Set problem 1:
Which individuals does the Panipat film review name? List all of them.
Set problem 2:
Could you write the next part of the Panipat film review, starting after its last sentence?

Reading passage:

In New India, it’s a date that is being written in a happy font.
If you have studied Indian history, you will balk at the story that Gowariker tries to sell here, especially when you realise that the great betrayal the film insinuates is actually by the writer-director himself.
Gowariker and his three screenplay writers have kept the names of the key players intact, but have taken leave of facts to create fictitious fiction about an epic, bloody battle and its main protagonists.
Panipat does show us how desperate Abdali was at one point not to fight, even trying to negotiate with Sadashivrao, and the proud Maratha not agreeing to his terms, but it omits the real reasons why Marathas lost the battle and changed the course of India’s history.
Sadashivrao did not have allies because he either rejected them (Jats), or ignored them (Sikhs and Rajputs). The only betrayal was by Shuja-Ud-Daula, the Nawab of Awadh, who was convinced by Najib and Abdali to join the “army of Islam”.
The film also tries to obscure the real reason the Marathas finally declared war on Abdali on January 13, 1761 — it was because the Maratha chiefs begged Sadashivrao to be allowed to die in battle rather than perish by starvation.

Extracted entries:
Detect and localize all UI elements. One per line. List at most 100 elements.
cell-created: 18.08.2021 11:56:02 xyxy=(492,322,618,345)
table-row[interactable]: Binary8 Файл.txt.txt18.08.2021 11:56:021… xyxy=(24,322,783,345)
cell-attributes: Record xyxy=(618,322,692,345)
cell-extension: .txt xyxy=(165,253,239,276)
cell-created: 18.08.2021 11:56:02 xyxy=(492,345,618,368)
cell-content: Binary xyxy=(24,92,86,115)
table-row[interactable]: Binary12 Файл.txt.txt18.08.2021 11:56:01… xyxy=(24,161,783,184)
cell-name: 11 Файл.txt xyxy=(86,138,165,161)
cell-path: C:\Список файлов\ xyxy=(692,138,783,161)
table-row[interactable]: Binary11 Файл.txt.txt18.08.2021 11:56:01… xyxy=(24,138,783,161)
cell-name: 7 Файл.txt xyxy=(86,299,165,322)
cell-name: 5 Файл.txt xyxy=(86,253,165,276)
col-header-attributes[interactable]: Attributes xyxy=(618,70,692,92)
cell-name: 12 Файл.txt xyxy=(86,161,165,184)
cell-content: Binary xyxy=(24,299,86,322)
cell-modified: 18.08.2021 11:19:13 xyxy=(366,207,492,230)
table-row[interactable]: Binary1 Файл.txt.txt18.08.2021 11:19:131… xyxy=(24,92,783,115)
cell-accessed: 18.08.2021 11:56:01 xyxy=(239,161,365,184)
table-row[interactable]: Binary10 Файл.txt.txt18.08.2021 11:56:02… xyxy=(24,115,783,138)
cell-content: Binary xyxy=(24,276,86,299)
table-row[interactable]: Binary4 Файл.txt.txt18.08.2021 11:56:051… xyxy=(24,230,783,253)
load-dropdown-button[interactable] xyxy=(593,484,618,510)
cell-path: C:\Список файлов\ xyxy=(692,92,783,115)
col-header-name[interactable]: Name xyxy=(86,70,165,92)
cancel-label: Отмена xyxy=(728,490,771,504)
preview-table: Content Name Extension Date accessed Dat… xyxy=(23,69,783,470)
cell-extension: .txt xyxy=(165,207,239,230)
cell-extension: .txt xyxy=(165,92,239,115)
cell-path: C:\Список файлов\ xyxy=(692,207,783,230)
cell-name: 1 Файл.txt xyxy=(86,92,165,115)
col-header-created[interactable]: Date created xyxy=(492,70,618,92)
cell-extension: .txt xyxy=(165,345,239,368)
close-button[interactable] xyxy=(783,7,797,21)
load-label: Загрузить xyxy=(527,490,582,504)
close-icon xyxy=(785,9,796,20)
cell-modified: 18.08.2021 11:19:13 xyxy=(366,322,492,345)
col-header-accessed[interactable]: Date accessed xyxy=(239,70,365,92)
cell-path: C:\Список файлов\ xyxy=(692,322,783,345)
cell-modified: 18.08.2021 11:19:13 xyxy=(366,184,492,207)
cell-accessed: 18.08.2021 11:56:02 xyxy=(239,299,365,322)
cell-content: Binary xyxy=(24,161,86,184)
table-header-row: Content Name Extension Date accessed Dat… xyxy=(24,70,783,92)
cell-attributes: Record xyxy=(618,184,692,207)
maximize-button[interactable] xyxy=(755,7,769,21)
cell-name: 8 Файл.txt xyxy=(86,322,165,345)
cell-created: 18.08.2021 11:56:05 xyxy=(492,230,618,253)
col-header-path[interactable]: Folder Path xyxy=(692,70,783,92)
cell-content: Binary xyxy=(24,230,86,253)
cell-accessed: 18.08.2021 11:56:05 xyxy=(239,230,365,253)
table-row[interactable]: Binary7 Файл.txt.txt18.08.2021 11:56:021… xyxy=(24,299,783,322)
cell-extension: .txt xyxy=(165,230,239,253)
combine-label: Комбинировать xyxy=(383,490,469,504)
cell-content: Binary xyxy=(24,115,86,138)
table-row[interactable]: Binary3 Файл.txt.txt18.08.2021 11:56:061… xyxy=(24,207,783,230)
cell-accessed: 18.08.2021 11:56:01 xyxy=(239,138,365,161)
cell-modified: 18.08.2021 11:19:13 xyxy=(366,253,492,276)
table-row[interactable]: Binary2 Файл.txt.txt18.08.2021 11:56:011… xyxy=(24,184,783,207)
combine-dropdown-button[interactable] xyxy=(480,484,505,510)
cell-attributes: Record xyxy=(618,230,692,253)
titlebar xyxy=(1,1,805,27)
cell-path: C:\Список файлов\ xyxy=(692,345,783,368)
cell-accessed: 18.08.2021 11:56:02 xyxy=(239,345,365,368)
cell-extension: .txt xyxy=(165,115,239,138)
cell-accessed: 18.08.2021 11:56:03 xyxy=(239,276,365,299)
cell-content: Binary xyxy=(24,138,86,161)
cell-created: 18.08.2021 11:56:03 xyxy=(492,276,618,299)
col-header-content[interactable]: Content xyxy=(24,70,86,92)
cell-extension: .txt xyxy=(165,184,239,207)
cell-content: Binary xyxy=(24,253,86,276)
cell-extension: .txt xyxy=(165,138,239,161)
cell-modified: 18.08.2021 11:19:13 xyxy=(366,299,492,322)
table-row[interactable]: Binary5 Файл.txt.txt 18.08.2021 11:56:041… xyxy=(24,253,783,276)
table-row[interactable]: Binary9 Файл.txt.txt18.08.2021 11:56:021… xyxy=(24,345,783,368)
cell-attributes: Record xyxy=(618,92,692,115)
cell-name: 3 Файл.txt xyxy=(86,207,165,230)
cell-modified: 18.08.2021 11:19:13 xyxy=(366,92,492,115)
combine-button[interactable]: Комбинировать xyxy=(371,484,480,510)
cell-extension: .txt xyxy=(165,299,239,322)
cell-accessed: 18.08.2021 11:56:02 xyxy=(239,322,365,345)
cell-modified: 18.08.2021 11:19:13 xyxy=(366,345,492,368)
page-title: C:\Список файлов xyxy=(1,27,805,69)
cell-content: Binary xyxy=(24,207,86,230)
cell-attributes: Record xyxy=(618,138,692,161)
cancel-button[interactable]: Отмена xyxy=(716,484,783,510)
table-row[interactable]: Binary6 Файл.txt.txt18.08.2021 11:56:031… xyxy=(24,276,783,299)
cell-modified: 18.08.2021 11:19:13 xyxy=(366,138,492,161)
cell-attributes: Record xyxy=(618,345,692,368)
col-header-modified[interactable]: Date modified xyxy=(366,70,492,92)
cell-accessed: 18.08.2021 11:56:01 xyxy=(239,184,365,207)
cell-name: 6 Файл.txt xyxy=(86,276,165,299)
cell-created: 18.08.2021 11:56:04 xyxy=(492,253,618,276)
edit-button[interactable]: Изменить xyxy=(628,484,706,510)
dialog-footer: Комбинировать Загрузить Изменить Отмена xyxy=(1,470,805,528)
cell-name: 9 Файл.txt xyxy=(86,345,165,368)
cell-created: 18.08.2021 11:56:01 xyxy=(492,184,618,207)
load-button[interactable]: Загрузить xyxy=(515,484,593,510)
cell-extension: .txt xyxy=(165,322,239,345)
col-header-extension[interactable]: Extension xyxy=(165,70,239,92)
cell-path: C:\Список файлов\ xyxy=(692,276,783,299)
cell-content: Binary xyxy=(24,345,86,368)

Exercise response 1:
Gowariker, Abdali, Sadashivrao, Shuja-Ud-Daula, Najib

Exercise response 2:
Gowariker’s Panipat claims that Abdali wrote a letter of commendation, hailing the brave Sadashivrao. Not true. But worse is Gowariker’s pronouncement at the end, that after the 3rd Battle of Panipat, Abdali never returned to India.
Hain??!!!
This was Abdali’s 5th attack on India. Two more invasions, involving at least five more battles, ensued, including the Sikh Massacre of 1762.
Directors like Gowariker do no service to the nation or their audience by twisting the truth, ignoring military, diplomatic, common sense follies and rewriting history with jingoistic fervour.
They condemn us to repeat historical wrongs.